**Written request**
The listing beneath should be written out in full, exactly as shown.

**Data for this task**
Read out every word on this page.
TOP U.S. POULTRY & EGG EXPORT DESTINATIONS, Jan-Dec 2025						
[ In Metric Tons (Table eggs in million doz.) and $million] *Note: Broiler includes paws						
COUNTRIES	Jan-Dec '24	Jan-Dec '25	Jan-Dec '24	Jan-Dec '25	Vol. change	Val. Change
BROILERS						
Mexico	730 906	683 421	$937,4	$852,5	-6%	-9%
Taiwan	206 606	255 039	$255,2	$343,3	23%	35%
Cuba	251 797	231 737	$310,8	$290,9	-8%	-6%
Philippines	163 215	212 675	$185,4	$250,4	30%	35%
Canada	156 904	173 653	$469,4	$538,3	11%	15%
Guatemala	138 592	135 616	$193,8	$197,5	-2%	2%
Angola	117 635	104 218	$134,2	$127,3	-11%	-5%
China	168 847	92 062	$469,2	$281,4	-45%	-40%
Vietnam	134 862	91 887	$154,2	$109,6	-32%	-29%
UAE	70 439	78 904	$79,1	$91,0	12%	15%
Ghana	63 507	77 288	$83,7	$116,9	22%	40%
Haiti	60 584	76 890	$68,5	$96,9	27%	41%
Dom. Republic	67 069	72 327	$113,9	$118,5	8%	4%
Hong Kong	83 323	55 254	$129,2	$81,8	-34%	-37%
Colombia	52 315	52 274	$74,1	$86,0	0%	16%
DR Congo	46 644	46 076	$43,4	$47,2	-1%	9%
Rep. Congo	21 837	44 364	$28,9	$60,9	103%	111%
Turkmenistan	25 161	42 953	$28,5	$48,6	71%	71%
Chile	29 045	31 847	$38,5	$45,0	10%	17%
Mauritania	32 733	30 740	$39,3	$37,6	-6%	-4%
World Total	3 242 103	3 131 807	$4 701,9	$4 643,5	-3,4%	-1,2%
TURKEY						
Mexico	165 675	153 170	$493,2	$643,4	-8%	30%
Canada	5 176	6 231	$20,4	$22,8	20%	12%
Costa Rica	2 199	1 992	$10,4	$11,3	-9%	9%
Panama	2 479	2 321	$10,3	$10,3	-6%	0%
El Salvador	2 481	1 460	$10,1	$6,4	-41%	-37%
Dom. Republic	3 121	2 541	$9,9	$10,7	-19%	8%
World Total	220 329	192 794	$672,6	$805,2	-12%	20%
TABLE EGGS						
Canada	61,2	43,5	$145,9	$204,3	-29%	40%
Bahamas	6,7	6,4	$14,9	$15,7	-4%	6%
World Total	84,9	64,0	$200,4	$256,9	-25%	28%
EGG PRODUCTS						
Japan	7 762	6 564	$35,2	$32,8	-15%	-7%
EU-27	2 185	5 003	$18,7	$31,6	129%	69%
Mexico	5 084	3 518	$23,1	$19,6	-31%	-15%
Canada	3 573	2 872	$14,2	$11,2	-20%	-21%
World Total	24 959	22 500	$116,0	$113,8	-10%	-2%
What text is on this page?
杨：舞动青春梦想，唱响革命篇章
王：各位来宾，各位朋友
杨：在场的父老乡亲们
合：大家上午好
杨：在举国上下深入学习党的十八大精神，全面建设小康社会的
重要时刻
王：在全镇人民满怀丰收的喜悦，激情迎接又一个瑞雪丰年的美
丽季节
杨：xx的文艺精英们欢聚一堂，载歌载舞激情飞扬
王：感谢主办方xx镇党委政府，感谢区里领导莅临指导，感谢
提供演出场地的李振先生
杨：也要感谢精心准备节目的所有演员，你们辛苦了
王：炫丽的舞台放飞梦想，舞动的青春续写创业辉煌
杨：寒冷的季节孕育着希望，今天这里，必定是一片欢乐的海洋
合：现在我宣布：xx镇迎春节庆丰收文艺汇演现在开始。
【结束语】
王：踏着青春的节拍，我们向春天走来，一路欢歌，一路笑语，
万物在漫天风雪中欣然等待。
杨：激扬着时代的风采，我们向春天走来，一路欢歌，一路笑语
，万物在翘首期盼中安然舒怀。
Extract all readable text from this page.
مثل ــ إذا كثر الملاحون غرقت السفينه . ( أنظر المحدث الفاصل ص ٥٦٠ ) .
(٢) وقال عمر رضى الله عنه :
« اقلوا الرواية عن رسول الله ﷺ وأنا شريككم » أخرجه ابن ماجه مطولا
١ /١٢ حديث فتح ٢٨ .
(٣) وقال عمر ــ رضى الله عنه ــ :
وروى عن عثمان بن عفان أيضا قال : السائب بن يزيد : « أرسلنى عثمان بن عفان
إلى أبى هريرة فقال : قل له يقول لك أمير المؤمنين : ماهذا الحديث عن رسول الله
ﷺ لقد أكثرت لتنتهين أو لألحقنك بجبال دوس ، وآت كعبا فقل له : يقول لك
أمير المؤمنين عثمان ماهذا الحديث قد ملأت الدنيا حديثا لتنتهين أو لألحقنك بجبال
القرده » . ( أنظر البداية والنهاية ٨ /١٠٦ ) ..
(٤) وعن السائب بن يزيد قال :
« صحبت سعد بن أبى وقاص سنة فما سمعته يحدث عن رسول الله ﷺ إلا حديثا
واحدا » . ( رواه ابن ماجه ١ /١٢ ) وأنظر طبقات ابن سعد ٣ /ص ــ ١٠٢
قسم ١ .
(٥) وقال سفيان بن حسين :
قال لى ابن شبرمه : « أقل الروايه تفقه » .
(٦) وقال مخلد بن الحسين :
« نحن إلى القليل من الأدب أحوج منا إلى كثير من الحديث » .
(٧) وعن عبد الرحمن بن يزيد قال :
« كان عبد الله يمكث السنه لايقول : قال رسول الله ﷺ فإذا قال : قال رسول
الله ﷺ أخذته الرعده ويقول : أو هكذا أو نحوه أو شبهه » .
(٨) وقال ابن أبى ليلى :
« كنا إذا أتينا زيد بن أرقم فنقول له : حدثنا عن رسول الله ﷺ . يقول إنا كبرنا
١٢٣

**Task output**
Read out every word on this page.
TOP U.S. POULTRY & EGG EXPORT DESTINATIONS, Jan-Dec 2025						
[ In Metric Tons (Table eggs in million doz.) and $million] *Note: Broiler includes paws						
COUNTRIES	Jan-Dec '24	Jan-Dec '25	Jan-Dec '24	Jan-Dec '25	Vol. change	Val. Change
BROILERS						
Mexico	730 906	683 421	$937,4	$852,5	-6%	-9%
Taiwan	206 606	255 039	$255,2	$343,3	23%	35%
Cuba	251 797	231 737	$310,8	$290,9	-8%	-6%
Philippines	163 215	212 675	$185,4	$250,4	30%	35%
Canada	156 904	173 653	$469,4	$538,3	11%	15%
Guatemala	138 592	135 616	$193,8	$197,5	-2%	2%
Angola	117 635	104 218	$134,2	$127,3	-11%	-5%
China	168 847	92 062	$469,2	$281,4	-45%	-40%
Vietnam	134 862	91 887	$154,2	$109,6	-32%	-29%
UAE	70 439	78 904	$79,1	$91,0	12%	15%
Ghana	63 507	77 288	$83,7	$116,9	22%	40%
Haiti	60 584	76 890	$68,5	$96,9	27%	41%
Dom. Republic	67 069	72 327	$113,9	$118,5	8%	4%
Hong Kong	83 323	55 254	$129,2	$81,8	-34%	-37%
Colombia	52 315	52 274	$74,1	$86,0	0%	16%
DR Congo	46 644	46 076	$43,4	$47,2	-1%	9%
Rep. Congo	21 837	44 364	$28,9	$60,9	103%	111%
Turkmenistan	25 161	42 953	$28,5	$48,6	71%	71%
Chile	29 045	31 847	$38,5	$45,0	10%	17%
Mauritania	32 733	30 740	$39,3	$37,6	-6%	-4%
World Total	3 242 103	3 131 807	$4 701,9	$4 643,5	-3,4%	-1,2%
TURKEY						
Mexico	165 675	153 170	$493,2	$643,4	-8%	30%
Canada	5 176	6 231	$20,4	$22,8	20%	12%
Costa Rica	2 199	1 992	$10,4	$11,3	-9%	9%
Panama	2 479	2 321	$10,3	$10,3	-6%	0%
El Salvador	2 481	1 460	$10,1	$6,4	-41%	-37%
Dom. Republic	3 121	2 541	$9,9	$10,7	-19%	8%
World Total	220 329	192 794	$672,6	$805,2	-12%	20%
TABLE EGGS						
Canada	61,2	43,5	$145,9	$204,3	-29%	40%
Bahamas	6,7	6,4	$14,9	$15,7	-4%	6%
World Total	84,9	64,0	$200,4	$256,9	-25%	28%
EGG PRODUCTS						
Japan	7 762	6 564	$35,2	$32,8	-15%	-7%
EU-27	2 185	5 003	$18,7	$31,6	129%	69%
Mexico	5 084	3 518	$23,1	$19,6	-31%	-15%
Canada	3 573	2 872	$14,2	$11,2	-20%	-21%
World Total	24 959	22 500	$116,0	$113,8	-10%	-2%
What text is on this page?
杨：舞动青春梦想，唱响革命篇章
王：各位来宾，各位朋友
杨：在场的父老乡亲们
合：大家上午好
杨：在举国上下深入学习党的十八大精神，全面建设小康社会的
重要时刻
王：在全镇人民满怀丰收的喜悦，激情迎接又一个瑞雪丰年的美
丽季节
杨：xx的文艺精英们欢聚一堂，载歌载舞激情飞扬
王：感谢主办方xx镇党委政府，感谢区里领导莅临指导，感谢
提供演出场地的李振先生
杨：也要感谢精心准备节目的所有演员，你们辛苦了
王：炫丽的舞台放飞梦想，舞动的青春续写创业辉煌
杨：寒冷的季节孕育着希望，今天这里，必定是一片欢乐的海洋
合：现在我宣布：xx镇迎春节庆丰收文艺汇演现在开始。
【结束语】
王：踏着青春的节拍，我们向春天走来，一路欢歌，一路笑语，
万物在漫天风雪中欣然等待。
杨：激扬着时代的风采，我们向春天走来，一路欢歌，一路笑语
，万物在翘首期盼中安然舒怀。
Extract all readable text from this page.
مثل ــ إذا كثر الملاحون غرقت السفينه . ( أنظر المحدث الفاصل ص ٥٦٠ ) .
(٢) وقال عمر رضى الله عنه :
« اقلوا الرواية عن رسول الله ﷺ وأنا شريككم » أخرجه ابن ماجه مطولا
١ /١٢ حديث فتح ٢٨ .
(٣) وقال عمر ــ رضى الله عنه ــ :
وروى عن عثمان بن عفان أيضا قال : السائب بن يزيد : « أرسلنى عثمان بن عفان
إلى أبى هريرة فقال : قل له يقول لك أمير المؤمنين : ماهذا الحديث عن رسول الله
ﷺ لقد أكثرت لتنتهين أو لألحقنك بجبال دوس ، وآت كعبا فقل له : يقول لك
أمير المؤمنين عثمان ماهذا الحديث قد ملأت الدنيا حديثا لتنتهين أو لألحقنك بجبال
القرده » . ( أنظر البداية والنهاية ٨ /١٠٦ ) ..
(٤) وعن السائب بن يزيد قال :
« صحبت سعد بن أبى وقاص سنة فما سمعته يحدث عن رسول الله ﷺ إلا حديثا
واحدا » . ( رواه ابن ماجه ١ /١٢ ) وأنظر طبقات ابن سعد ٣ /ص ــ ١٠٢
قسم ١ .
(٥) وقال سفيان بن حسين :
قال لى ابن شبرمه : « أقل الروايه تفقه » .
(٦) وقال مخلد بن الحسين :
« نحن إلى القليل من الأدب أحوج منا إلى كثير من الحديث » .
(٧) وعن عبد الرحمن بن يزيد قال :
« كان عبد الله يمكث السنه لايقول : قال رسول الله ﷺ فإذا قال : قال رسول
الله ﷺ أخذته الرعده ويقول : أو هكذا أو نحوه أو شبهه » .
(٨) وقال ابن أبى ليلى :
« كنا إذا أتينا زيد بن أرقم فنقول له : حدثنا عن رسول الله ﷺ . يقول إنا كبرنا
١٢٣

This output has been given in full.